### [Stated task]
Copy, from the entries below, each line where the word "type" can be found.
■ ■ ■ ■ ■
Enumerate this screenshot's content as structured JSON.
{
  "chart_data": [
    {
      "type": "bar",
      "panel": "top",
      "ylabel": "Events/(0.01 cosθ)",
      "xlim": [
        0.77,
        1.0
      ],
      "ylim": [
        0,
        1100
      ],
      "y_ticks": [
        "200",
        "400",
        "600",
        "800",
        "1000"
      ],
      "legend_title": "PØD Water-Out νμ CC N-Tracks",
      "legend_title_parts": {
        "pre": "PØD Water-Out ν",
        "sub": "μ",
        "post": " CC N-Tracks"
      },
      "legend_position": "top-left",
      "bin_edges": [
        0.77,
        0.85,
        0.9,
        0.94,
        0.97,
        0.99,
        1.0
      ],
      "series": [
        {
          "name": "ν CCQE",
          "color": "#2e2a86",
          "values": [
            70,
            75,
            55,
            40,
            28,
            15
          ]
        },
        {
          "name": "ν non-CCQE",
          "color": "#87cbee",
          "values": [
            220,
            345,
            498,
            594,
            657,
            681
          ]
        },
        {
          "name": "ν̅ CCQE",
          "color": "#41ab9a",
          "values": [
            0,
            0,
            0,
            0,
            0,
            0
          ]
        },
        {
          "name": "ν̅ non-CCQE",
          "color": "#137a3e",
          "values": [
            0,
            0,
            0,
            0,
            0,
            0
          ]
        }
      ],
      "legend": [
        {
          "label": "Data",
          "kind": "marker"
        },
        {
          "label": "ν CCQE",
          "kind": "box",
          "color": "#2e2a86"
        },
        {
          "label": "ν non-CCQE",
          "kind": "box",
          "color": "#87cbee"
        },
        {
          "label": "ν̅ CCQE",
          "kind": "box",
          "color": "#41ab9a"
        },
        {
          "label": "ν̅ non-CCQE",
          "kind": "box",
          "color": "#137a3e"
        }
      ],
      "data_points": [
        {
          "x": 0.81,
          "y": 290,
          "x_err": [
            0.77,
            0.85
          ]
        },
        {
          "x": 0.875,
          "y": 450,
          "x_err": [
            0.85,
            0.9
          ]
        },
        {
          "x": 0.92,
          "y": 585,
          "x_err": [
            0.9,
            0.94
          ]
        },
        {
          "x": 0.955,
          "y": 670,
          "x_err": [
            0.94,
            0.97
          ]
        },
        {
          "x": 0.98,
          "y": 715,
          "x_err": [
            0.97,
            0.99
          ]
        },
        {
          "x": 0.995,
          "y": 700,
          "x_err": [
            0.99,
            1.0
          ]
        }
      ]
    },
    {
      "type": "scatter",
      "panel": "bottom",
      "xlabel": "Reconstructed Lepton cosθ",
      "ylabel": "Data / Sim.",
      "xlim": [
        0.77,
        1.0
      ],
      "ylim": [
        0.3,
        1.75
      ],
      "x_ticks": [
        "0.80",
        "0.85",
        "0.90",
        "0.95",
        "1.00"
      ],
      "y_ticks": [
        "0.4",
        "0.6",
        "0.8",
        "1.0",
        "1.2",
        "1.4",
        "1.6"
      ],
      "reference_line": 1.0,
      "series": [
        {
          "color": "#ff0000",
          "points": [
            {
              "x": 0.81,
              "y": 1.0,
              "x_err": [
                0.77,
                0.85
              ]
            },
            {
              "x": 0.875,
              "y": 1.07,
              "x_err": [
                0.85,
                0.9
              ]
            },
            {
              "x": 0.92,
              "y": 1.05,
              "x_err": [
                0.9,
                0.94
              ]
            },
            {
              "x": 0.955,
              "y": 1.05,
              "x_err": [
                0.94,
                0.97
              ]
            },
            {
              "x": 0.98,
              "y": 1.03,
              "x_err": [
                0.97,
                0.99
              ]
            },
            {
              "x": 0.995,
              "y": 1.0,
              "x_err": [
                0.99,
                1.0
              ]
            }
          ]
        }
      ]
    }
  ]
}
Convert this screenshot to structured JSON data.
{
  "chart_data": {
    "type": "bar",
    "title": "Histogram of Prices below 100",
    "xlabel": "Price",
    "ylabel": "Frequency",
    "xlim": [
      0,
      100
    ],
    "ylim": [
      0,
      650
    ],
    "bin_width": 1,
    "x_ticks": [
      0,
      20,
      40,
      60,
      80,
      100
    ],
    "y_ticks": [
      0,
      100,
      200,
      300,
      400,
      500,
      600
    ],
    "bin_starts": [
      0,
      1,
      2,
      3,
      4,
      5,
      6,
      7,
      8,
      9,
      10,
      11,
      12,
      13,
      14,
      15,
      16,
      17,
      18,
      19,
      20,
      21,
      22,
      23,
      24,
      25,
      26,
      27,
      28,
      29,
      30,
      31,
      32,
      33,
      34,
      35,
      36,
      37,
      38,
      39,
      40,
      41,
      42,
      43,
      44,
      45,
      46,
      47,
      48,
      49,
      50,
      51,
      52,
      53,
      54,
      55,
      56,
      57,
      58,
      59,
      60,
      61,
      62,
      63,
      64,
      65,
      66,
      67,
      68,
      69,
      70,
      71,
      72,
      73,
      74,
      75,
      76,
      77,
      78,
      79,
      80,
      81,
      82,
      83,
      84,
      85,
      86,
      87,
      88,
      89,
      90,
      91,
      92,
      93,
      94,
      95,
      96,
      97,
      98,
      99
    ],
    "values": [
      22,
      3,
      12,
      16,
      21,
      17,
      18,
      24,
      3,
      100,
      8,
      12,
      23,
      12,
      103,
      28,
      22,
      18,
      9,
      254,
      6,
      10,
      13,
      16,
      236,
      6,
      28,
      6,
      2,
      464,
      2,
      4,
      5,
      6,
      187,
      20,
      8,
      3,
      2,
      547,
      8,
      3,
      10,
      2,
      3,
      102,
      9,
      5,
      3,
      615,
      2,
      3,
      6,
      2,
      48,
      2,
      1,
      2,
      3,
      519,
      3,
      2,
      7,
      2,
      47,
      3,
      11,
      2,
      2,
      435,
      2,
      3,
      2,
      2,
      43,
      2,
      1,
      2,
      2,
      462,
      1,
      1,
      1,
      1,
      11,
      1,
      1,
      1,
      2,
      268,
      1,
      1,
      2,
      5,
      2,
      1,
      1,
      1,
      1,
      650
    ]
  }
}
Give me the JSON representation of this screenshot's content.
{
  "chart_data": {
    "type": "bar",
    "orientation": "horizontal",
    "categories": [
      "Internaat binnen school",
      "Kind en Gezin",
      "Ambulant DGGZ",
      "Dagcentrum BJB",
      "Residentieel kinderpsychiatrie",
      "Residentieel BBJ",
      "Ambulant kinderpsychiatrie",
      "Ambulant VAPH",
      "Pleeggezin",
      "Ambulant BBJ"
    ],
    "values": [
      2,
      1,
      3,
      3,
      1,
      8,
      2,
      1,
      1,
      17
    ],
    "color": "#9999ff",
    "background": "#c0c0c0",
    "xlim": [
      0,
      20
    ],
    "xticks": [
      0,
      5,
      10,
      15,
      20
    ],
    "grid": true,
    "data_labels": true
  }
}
■ ■ ■ ■ ■
### [Solution to the exercise]
      "type": "bar",
      "type": "scatter",
    "type": "bar",
    "type": "bar",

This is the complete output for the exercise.